◆ What to work on:
Single out the lines of the material that contain "Archive" and copy them.

┌─ Given records

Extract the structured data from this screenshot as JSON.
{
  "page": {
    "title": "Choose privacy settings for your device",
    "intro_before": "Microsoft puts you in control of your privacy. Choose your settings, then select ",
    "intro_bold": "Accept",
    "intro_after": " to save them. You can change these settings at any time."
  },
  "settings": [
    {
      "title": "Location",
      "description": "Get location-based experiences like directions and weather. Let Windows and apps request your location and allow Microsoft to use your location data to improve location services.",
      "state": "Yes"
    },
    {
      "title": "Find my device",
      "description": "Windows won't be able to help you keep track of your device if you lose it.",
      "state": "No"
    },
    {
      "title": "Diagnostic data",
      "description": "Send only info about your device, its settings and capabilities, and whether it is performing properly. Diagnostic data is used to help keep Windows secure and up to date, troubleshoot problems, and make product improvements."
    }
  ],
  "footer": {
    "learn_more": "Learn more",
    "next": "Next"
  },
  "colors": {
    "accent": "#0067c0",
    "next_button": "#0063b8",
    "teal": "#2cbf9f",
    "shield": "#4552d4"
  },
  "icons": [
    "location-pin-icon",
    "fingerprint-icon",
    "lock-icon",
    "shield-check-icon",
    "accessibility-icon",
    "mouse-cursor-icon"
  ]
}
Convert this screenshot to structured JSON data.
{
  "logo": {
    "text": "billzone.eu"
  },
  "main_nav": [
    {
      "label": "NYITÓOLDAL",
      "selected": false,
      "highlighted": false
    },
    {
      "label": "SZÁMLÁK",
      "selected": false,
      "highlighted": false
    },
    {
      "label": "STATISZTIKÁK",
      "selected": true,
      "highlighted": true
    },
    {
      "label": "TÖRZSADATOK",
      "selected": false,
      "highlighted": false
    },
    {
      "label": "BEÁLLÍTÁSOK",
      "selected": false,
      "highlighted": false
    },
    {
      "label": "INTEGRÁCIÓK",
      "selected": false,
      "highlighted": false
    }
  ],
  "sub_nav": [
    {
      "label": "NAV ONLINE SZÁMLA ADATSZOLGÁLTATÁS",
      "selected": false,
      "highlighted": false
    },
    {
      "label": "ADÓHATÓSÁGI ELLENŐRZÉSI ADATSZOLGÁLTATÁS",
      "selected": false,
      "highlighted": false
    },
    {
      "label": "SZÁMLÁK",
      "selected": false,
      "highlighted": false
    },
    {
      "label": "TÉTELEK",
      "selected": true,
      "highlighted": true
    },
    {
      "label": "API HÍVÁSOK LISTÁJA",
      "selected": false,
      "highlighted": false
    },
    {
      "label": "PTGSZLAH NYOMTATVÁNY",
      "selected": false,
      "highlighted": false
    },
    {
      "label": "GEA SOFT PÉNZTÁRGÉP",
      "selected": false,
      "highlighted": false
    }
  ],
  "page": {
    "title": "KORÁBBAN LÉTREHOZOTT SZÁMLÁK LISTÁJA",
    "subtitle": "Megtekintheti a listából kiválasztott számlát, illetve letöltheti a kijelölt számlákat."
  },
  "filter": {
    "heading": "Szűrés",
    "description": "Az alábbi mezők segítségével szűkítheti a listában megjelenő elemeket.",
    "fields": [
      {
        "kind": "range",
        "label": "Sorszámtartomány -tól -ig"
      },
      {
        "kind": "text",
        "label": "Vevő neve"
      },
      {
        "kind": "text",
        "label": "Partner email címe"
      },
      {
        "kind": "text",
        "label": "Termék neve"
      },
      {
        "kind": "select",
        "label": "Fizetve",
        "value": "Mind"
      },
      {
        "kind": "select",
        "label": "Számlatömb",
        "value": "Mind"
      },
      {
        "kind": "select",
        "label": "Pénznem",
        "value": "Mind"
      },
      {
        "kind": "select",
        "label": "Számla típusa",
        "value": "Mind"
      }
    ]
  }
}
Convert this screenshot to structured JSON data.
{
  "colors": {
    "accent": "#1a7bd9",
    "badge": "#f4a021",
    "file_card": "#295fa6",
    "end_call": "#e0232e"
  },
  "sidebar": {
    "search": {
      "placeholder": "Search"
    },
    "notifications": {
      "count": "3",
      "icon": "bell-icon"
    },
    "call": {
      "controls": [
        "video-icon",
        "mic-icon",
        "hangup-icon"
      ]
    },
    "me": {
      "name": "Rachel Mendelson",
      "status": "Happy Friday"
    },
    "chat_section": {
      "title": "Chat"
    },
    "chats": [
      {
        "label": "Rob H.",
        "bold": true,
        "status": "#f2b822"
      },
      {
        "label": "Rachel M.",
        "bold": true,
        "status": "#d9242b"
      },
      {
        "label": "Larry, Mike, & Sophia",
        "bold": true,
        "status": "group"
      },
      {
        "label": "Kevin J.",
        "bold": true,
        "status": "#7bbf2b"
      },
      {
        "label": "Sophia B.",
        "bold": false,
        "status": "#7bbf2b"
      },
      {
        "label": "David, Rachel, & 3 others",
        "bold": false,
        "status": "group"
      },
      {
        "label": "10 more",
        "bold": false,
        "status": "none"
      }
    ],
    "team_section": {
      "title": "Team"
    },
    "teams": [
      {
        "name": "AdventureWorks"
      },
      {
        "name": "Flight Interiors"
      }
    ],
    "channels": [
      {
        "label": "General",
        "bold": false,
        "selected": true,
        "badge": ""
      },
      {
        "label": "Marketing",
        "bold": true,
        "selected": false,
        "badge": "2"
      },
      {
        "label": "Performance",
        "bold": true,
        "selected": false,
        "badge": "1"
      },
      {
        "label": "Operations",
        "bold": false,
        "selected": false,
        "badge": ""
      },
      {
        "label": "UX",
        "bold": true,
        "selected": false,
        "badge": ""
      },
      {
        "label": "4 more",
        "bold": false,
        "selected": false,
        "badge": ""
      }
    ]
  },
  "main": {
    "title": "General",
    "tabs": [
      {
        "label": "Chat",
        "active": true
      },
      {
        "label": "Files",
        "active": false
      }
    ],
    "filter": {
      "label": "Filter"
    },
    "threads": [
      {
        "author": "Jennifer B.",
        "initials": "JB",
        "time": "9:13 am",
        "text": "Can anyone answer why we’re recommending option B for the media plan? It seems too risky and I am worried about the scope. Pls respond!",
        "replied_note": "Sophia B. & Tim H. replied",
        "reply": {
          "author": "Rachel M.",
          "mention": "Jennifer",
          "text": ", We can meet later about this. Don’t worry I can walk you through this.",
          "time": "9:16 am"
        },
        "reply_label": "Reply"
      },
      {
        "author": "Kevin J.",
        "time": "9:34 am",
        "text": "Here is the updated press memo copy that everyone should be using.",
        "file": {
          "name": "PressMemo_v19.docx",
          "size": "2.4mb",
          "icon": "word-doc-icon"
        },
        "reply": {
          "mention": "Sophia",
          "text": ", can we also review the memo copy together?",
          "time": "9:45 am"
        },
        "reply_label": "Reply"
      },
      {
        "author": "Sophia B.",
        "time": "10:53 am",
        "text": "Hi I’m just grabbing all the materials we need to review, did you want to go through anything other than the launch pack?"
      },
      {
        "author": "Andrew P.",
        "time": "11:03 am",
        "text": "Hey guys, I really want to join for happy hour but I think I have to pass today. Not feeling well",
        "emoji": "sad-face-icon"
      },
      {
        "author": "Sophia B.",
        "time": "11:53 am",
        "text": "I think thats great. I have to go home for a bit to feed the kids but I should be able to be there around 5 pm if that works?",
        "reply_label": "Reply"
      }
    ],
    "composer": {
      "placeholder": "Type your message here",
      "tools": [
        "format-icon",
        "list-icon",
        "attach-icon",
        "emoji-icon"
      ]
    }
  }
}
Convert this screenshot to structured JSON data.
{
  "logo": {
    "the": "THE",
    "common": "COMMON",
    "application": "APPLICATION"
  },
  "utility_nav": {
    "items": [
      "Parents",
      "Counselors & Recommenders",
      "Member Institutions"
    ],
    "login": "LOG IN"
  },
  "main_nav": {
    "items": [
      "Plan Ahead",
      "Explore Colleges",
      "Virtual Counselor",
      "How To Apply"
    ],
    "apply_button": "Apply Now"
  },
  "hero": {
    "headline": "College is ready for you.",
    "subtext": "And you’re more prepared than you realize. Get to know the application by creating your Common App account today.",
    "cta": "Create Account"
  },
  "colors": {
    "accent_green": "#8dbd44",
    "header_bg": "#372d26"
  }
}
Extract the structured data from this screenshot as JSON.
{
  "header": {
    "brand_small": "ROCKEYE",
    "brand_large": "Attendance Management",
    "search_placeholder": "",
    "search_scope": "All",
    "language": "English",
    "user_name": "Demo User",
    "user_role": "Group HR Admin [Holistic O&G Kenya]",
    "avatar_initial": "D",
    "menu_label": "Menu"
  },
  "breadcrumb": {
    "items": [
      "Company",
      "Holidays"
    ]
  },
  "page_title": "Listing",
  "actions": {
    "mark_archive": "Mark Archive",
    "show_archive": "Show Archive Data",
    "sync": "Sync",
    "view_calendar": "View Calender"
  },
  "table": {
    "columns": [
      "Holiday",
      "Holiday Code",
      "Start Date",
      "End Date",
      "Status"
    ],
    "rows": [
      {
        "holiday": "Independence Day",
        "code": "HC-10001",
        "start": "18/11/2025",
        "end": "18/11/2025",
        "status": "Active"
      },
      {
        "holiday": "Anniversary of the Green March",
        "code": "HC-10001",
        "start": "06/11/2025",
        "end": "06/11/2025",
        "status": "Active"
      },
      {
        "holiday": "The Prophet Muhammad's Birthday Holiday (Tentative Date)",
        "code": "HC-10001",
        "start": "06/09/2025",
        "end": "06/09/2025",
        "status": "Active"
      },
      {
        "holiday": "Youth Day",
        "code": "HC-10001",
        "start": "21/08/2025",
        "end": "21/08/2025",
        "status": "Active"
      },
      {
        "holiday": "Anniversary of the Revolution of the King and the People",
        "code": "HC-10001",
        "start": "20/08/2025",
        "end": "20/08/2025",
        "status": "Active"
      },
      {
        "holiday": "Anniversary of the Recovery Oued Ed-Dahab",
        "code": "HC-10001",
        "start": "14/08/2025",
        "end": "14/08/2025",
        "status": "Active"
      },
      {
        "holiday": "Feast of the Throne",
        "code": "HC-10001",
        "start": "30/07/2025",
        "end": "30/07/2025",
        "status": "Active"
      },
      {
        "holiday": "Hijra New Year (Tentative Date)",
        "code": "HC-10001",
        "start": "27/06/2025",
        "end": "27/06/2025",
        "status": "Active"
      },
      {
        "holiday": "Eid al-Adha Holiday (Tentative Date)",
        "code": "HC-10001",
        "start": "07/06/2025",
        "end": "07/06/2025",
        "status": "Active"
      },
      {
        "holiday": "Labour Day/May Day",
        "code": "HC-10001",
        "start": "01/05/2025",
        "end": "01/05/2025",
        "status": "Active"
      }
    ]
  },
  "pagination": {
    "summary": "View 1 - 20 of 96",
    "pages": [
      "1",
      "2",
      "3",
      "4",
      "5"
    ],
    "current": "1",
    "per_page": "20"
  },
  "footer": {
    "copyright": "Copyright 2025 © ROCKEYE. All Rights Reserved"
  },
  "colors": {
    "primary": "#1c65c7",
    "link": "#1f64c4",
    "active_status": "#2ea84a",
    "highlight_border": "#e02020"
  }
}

└─

◆ The completed task:
    "mark_archive": "Mark Archive",
    "show_archive": "Show Archive Data",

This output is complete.